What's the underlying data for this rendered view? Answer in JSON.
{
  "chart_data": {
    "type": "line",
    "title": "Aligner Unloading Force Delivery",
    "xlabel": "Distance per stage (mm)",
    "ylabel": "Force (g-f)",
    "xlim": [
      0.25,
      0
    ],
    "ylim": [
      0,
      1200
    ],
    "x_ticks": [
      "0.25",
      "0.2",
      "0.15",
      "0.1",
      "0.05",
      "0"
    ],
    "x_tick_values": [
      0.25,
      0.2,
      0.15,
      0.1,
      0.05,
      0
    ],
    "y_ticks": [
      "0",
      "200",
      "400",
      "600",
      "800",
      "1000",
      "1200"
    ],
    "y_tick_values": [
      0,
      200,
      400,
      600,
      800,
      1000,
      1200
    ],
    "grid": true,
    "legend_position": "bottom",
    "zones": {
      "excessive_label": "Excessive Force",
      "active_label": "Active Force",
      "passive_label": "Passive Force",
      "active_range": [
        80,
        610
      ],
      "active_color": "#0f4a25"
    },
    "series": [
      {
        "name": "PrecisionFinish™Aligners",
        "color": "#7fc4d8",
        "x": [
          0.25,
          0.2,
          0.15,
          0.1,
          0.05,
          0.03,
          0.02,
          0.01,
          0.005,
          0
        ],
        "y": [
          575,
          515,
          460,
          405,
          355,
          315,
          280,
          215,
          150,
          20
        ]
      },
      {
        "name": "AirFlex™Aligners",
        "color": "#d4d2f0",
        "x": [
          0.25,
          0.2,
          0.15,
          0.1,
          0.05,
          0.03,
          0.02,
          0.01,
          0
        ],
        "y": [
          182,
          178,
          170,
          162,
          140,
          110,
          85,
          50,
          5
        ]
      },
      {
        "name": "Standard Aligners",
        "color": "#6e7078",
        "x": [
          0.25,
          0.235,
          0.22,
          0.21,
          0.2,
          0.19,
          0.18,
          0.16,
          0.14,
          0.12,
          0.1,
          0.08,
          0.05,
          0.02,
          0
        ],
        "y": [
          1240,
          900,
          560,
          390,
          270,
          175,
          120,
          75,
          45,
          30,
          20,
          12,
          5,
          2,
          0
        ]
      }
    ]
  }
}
* * *
**EXERCISE DESCRIPTION**
What do the records say? Quote them all exactly.

**RESULT OF THE EXERCISE**
What's the underlying data for this rendered view? Answer in JSON.
{
  "chart_data": {
    "type": "line",
    "title": "Aligner Unloading Force Delivery",
    "xlabel": "Distance per stage (mm)",
    "ylabel": "Force (g-f)",
    "xlim": [
      0.25,
      0
    ],
    "ylim": [
      0,
      1200
    ],
    "x_ticks": [
      "0.25",
      "0.2",
      "0.15",
      "0.1",
      "0.05",
      "0"
    ],
    "x_tick_values": [
      0.25,
      0.2,
      0.15,
      0.1,
      0.05,
      0
    ],
    "y_ticks": [
      "0",
      "200",
      "400",
      "600",
      "800",
      "1000",
      "1200"
    ],
    "y_tick_values": [
      0,
      200,
      400,
      600,
      800,
      1000,
      1200
    ],
    "grid": true,
    "legend_position": "bottom",
    "zones": {
      "excessive_label": "Excessive Force",
      "active_label": "Active Force",
      "passive_label": "Passive Force",
      "active_range": [
        80,
        610
      ],
      "active_color": "#0f4a25"
    },
    "series": [
      {
        "name": "PrecisionFinish™Aligners",
        "color": "#7fc4d8",
        "x": [
          0.25,
          0.2,
          0.15,
          0.1,
          0.05,
          0.03,
          0.02,
          0.01,
          0.005,
          0
        ],
        "y": [
          575,
          515,
          460,
          405,
          355,
          315,
          280,
          215,
          150,
          20
        ]
      },
      {
        "name": "AirFlex™Aligners",
        "color": "#d4d2f0",
        "x": [
          0.25,
          0.2,
          0.15,
          0.1,
          0.05,
          0.03,
          0.02,
          0.01,
          0
        ],
        "y": [
          182,
          178,
          170,
          162,
          140,
          110,
          85,
          50,
          5
        ]
      },
      {
        "name": "Standard Aligners",
        "color": "#6e7078",
        "x": [
          0.25,
          0.235,
          0.22,
          0.21,
          0.2,
          0.19,
          0.18,
          0.16,
          0.14,
          0.12,
          0.1,
          0.08,
          0.05,
          0.02,
          0
        ],
        "y": [
          1240,
          900,
          560,
          390,
          270,
          175,
          120,
          75,
          45,
          30,
          20,
          12,
          5,
          2,
          0
        ]
      }
    ]
  }
}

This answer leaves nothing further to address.